Report every line in the listing that contains the string "JSON".

* [Supplied material]:
start
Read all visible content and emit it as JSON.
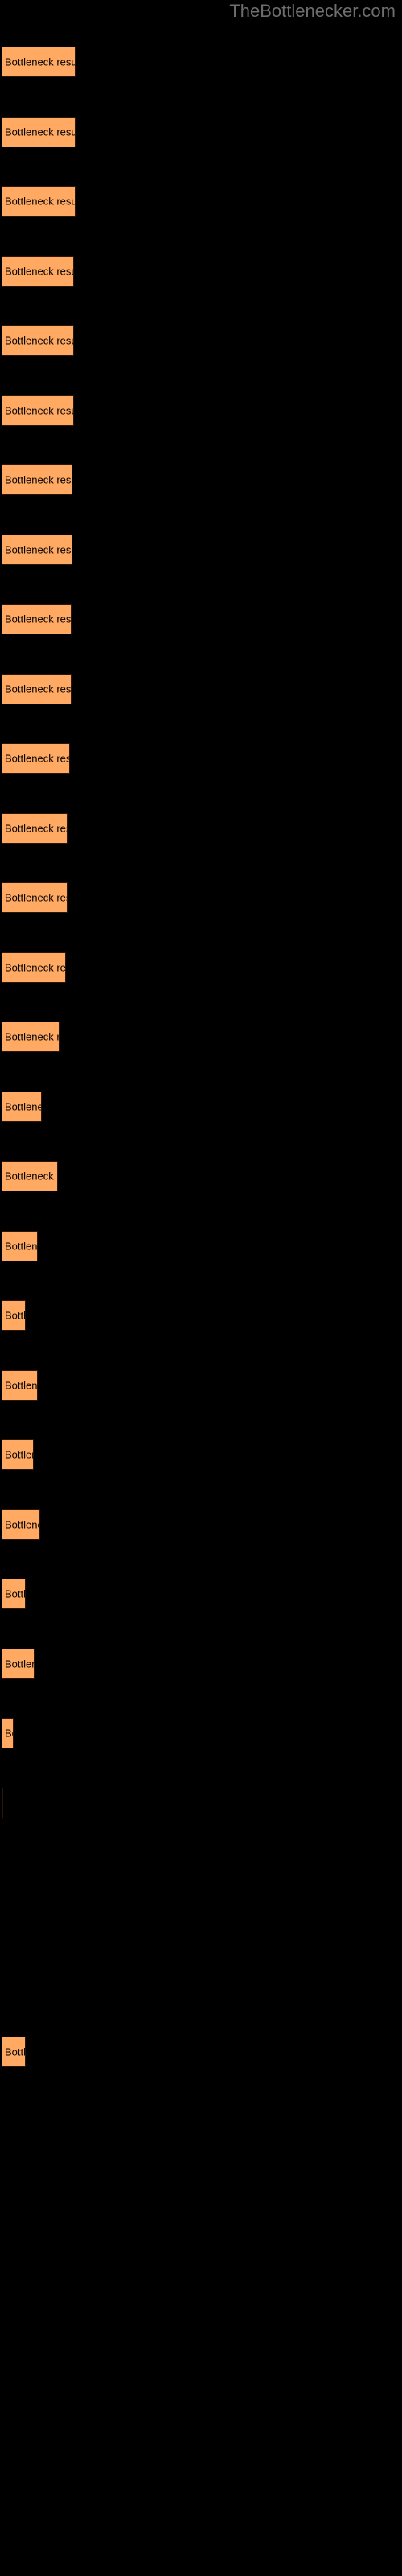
{
  "watermark": {
    "text": "TheBottlenecker.com"
  },
  "colors": {
    "background": "#000000",
    "bar_fill": "#ffa963",
    "bar_border": "#2b1408",
    "bar_label": "#000000",
    "watermark": "#6e6e6e"
  },
  "chart_data": {
    "type": "bar",
    "orientation": "horizontal",
    "title": "",
    "subtitle": "",
    "xlabel": "",
    "ylabel": "",
    "grid": false,
    "legend": null,
    "axis_visible": false,
    "tick_labels_visible": false,
    "bar_label_text": "Bottleneck result",
    "xlim": [
      0,
      500
    ],
    "categories": [
      "Bottleneck result",
      "Bottleneck result",
      "Bottleneck result",
      "Bottleneck result",
      "Bottleneck result",
      "Bottleneck result",
      "Bottleneck result",
      "Bottleneck result",
      "Bottleneck result",
      "Bottleneck result",
      "Bottleneck result",
      "Bottleneck result",
      "Bottleneck result",
      "Bottleneck result",
      "Bottleneck result",
      "Bottleneck result",
      "Bottleneck result",
      "Bottleneck result",
      "Bottleneck result",
      "Bottleneck result",
      "Bottleneck result",
      "Bottleneck result",
      "Bottleneck result",
      "Bottleneck result",
      "Bottleneck result",
      "Bottleneck result",
      "Bottleneck result",
      "Bottleneck result",
      "Bottleneck result",
      "Bottleneck result"
    ],
    "values": [
      92,
      92,
      92,
      90,
      90,
      90,
      88,
      88,
      88,
      87,
      85,
      82,
      82,
      80,
      73,
      50,
      70,
      45,
      30,
      45,
      40,
      48,
      30,
      41,
      15,
      2,
      0,
      0,
      0,
      30
    ],
    "bars": [
      {
        "index": 0,
        "y": 58,
        "width": 92,
        "height": 38,
        "label": "Bottleneck result"
      },
      {
        "index": 1,
        "y": 145,
        "width": 92,
        "height": 38,
        "label": "Bottleneck result"
      },
      {
        "index": 2,
        "y": 231,
        "width": 92,
        "height": 38,
        "label": "Bottleneck result"
      },
      {
        "index": 3,
        "y": 318,
        "width": 90,
        "height": 38,
        "label": "Bottleneck result"
      },
      {
        "index": 4,
        "y": 404,
        "width": 90,
        "height": 38,
        "label": "Bottleneck result"
      },
      {
        "index": 5,
        "y": 491,
        "width": 90,
        "height": 38,
        "label": "Bottleneck result"
      },
      {
        "index": 6,
        "y": 577,
        "width": 88,
        "height": 38,
        "label": "Bottleneck result"
      },
      {
        "index": 7,
        "y": 664,
        "width": 88,
        "height": 38,
        "label": "Bottleneck result"
      },
      {
        "index": 8,
        "y": 750,
        "width": 87,
        "height": 38,
        "label": "Bottleneck result"
      },
      {
        "index": 9,
        "y": 837,
        "width": 87,
        "height": 38,
        "label": "Bottleneck result"
      },
      {
        "index": 10,
        "y": 923,
        "width": 85,
        "height": 38,
        "label": "Bottleneck result"
      },
      {
        "index": 11,
        "y": 1010,
        "width": 82,
        "height": 38,
        "label": "Bottleneck result"
      },
      {
        "index": 12,
        "y": 1096,
        "width": 82,
        "height": 38,
        "label": "Bottleneck result"
      },
      {
        "index": 13,
        "y": 1183,
        "width": 80,
        "height": 38,
        "label": "Bottleneck result"
      },
      {
        "index": 14,
        "y": 1269,
        "width": 73,
        "height": 38,
        "label": "Bottleneck result"
      },
      {
        "index": 15,
        "y": 1356,
        "width": 50,
        "height": 38,
        "label": "Bottleneck result"
      },
      {
        "index": 16,
        "y": 1442,
        "width": 70,
        "height": 38,
        "label": "Bottleneck result"
      },
      {
        "index": 17,
        "y": 1529,
        "width": 45,
        "height": 38,
        "label": "Bottleneck result"
      },
      {
        "index": 18,
        "y": 1615,
        "width": 30,
        "height": 38,
        "label": "Bottleneck result"
      },
      {
        "index": 19,
        "y": 1702,
        "width": 45,
        "height": 38,
        "label": "Bottleneck result"
      },
      {
        "index": 20,
        "y": 1788,
        "width": 40,
        "height": 38,
        "label": "Bottleneck result"
      },
      {
        "index": 21,
        "y": 1875,
        "width": 48,
        "height": 38,
        "label": "Bottleneck result"
      },
      {
        "index": 22,
        "y": 1961,
        "width": 30,
        "height": 38,
        "label": "Bottleneck result"
      },
      {
        "index": 23,
        "y": 2048,
        "width": 41,
        "height": 38,
        "label": "Bottleneck result"
      },
      {
        "index": 24,
        "y": 2134,
        "width": 15,
        "height": 38,
        "label": "Bottleneck result"
      },
      {
        "index": 25,
        "y": 2221,
        "width": 2,
        "height": 38,
        "label": "Bottleneck result"
      },
      {
        "index": 26,
        "y": 2307,
        "width": 0,
        "height": 38,
        "label": "Bottleneck result"
      },
      {
        "index": 27,
        "y": 2394,
        "width": 0,
        "height": 38,
        "label": "Bottleneck result"
      },
      {
        "index": 28,
        "y": 2480,
        "width": 0,
        "height": 38,
        "label": "Bottleneck result"
      },
      {
        "index": 29,
        "y": 2530,
        "width": 30,
        "height": 38,
        "label": "Bottleneck result"
      }
    ]
  }
}
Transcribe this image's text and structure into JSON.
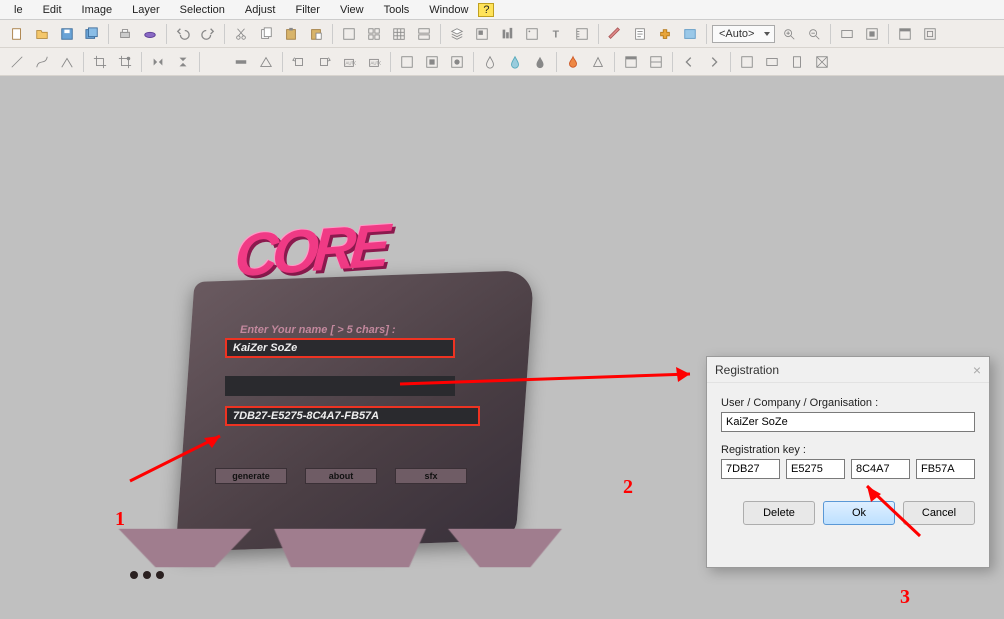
end
* [Task solution]:
Read all visible content and emit it as JSON.
Transcribe this image's text and structure into JSON.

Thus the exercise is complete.